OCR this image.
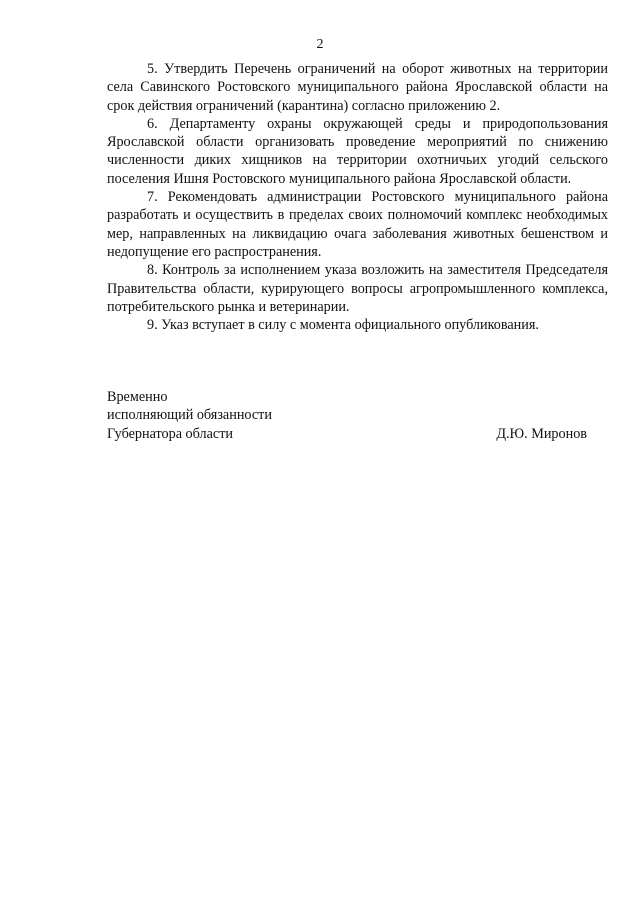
2

5. Утвердить Перечень ограничений на оборот животных на территории села Савинского Ростовского муниципального района Ярославской области на срок действия ограничений (карантина) согласно приложению 2.

6. Департаменту охраны окружающей среды и природопользования Ярославской области организовать проведение мероприятий по снижению численности диких хищников на территории охотничьих угодий сельского поселения Ишня Ростовского муниципального района Ярославской области.

7. Рекомендовать администрации Ростовского муниципального района разработать и осуществить в пределах своих полномочий комплекс необходимых мер, направленных на ликвидацию очага заболевания животных бешенством и недопущение его распространения.

8. Контроль за исполнением указа возложить на заместителя Председателя Правительства области, курирующего вопросы агропромышленного комплекса, потребительского рынка и ветеринарии.

9. Указ вступает в силу с момента официального опубликования.

Временно
исполняющий обязанности
Губернатора области	Д.Ю. Миронов
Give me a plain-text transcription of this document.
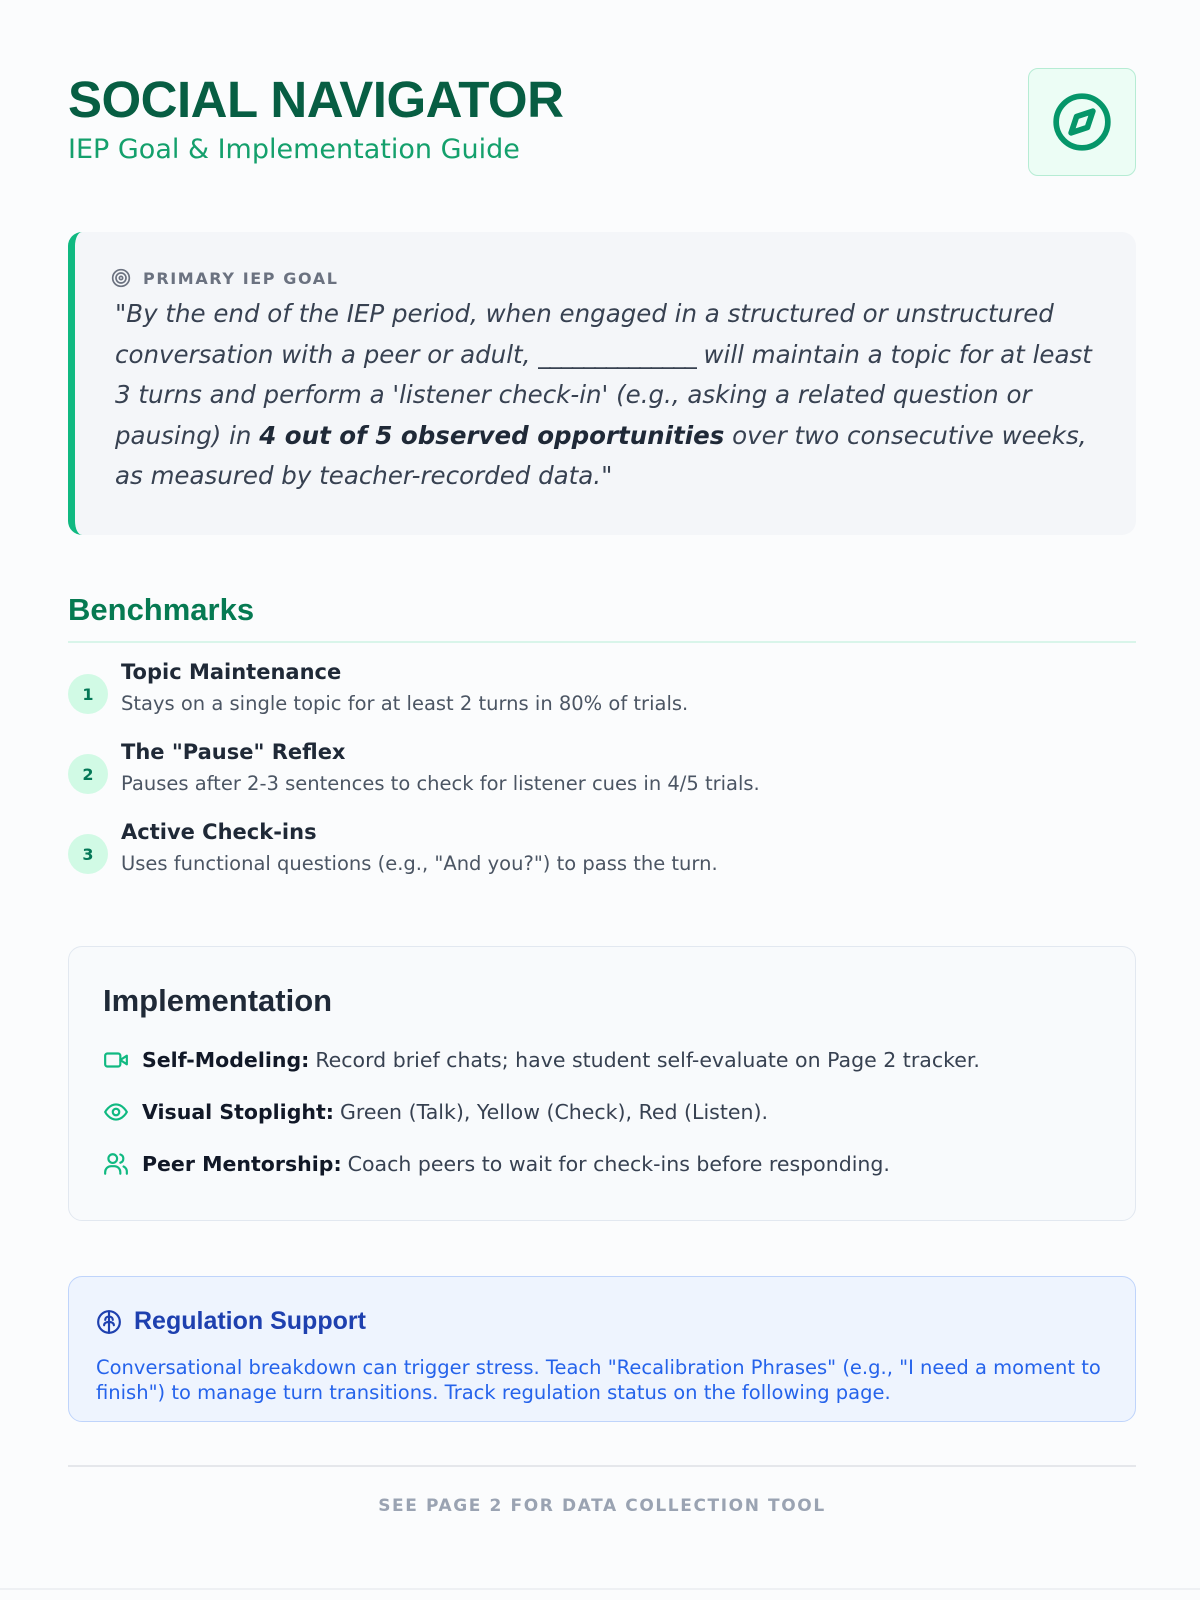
SOCIAL NAVIGATOR

IEP Goal & Implementation Guide

PRIMARY IEP GOAL

"By the end of the IEP period, when engaged in a structured or unstructured conversation with a peer or adult, ______________ will maintain a topic for at least 3 turns and perform a 'listener check-in' (e.g., asking a related question or pausing) in 4 out of 5 observed opportunities over two consecutive weeks, as measured by teacher-recorded data."

Benchmarks
1
Topic Maintenance
Stays on a single topic for at least 2 turns in 80% of trials.
2
The "Pause" Reflex
Pauses after 2-3 sentences to check for listener cues in 4/5 trials.
3
Active Check-ins
Uses functional questions (e.g., "And you?") to pass the turn.
Implementation
Self-Modeling: Record brief chats; have student self-evaluate on Page 2 tracker.
Visual Stoplight: Green (Talk), Yellow (Check), Red (Listen).
Peer Mentorship: Coach peers to wait for check-ins before responding.
Regulation Support

Conversational breakdown can trigger stress. Teach "Recalibration Phrases" (e.g., "I need a moment to finish") to manage turn transitions. Track regulation status on the following page.

SEE PAGE 2 FOR DATA COLLECTION TOOL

---

◆ What to do ◆
Pull out each line of the listing that holds the string "Ярославской".

◆ Full response ◆
5. Утвердить Перечень ограничений на оборот животных на территории села Савинского Ростовского муниципального района Ярославской области на срок действия ограничений (карантина) согласно приложению 2.
6. Департаменту охраны окружающей среды и природопользования Ярославской области организовать проведение мероприятий по снижению численности диких хищников на территории охотничьих угодий сельского поселения Ишня Ростовского муниципального района Ярославской области.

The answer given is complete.